→ **WHAT THE TASK ASKS**: Filter the lines below, copying only those with the string "ارتباط".

##### EXERCISE INPUT #####

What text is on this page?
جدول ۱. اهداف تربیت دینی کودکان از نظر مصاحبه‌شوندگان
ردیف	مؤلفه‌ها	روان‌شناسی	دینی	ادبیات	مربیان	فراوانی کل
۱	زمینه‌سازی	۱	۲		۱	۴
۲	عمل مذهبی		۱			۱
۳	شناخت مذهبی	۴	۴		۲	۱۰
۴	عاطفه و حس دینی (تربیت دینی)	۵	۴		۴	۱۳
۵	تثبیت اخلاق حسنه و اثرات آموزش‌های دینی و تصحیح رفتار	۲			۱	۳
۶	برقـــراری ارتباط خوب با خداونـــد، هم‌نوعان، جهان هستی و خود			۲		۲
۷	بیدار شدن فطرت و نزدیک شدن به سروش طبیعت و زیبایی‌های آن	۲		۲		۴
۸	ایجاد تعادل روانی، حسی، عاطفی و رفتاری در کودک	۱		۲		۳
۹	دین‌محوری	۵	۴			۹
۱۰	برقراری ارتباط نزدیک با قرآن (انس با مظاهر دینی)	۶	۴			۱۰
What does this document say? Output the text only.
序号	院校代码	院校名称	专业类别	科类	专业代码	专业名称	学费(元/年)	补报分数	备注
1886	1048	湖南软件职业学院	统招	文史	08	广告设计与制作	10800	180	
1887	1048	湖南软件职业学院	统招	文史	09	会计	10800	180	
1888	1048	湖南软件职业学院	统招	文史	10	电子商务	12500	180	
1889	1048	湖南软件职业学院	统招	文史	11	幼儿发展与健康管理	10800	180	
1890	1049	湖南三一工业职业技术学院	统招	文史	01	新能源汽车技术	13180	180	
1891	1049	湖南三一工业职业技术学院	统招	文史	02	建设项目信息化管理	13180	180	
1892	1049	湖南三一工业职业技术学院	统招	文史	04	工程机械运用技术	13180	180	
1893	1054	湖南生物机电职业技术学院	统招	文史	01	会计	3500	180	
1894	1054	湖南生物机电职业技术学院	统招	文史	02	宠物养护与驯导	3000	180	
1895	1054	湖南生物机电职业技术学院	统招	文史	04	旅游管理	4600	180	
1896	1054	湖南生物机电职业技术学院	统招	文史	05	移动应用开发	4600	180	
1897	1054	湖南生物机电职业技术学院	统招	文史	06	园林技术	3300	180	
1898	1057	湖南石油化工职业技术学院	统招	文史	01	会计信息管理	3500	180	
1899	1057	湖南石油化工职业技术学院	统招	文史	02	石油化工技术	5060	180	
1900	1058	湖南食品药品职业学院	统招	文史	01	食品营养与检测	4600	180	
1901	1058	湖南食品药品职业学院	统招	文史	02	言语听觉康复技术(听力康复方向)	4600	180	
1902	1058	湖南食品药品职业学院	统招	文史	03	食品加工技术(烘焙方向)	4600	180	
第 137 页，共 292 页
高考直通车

#####

→ **WRITTEN RESPONSE**:
۶	برقـــراری ارتباط خوب با خداونـــد، هم‌نوعان، جهان هستی و خود			۲		۲
۱۰	برقراری ارتباط نزدیک با قرآن (انس با مظاهر دینی)	۶	۴			۱۰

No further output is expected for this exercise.